[Collected data]
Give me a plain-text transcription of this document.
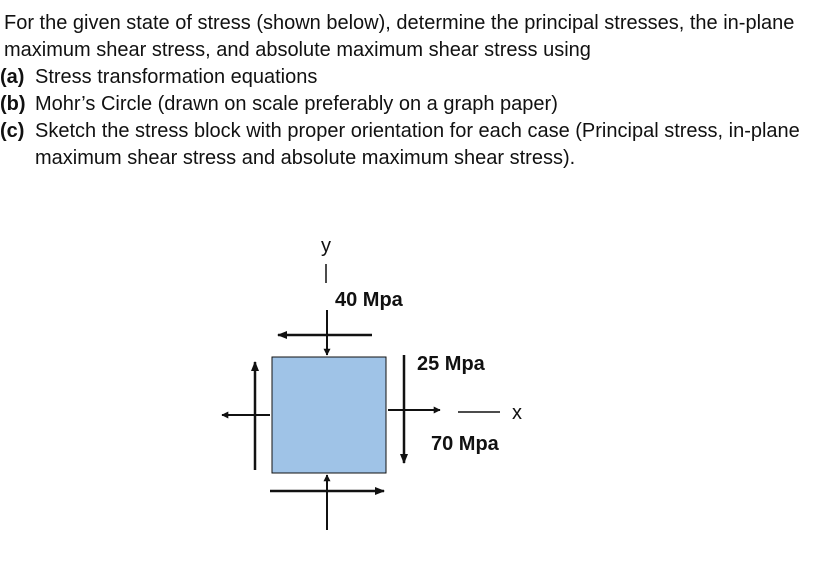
For the given state of stress (shown below), determine the principal stresses, the in-plane maximum shear stress, and absolute maximum shear stress using

(a) Stress transformation equations

(b) Mohr’s Circle (drawn on scale preferably on a graph paper)

(c) Sketch the stress block with proper orientation for each case (Principal stress, in-plane maximum shear stress and absolute maximum shear stress).

y
40 Mpa
25 Mpa
x
70 Mpa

• [YOUR GOAL]
Please repeat the entries exactly. Do not include the pictures.

• [TASK SOLUTION]
Give me a plain-text transcription of this document.
For the given state of stress (shown below), determine the principal stresses, the in-plane maximum shear stress, and absolute maximum shear stress using

(a) Stress transformation equations

(b) Mohr’s Circle (drawn on scale preferably on a graph paper)

(c) Sketch the stress block with proper orientation for each case (Principal stress, in-plane maximum shear stress and absolute maximum shear stress).

y
40 Mpa
25 Mpa
x
70 Mpa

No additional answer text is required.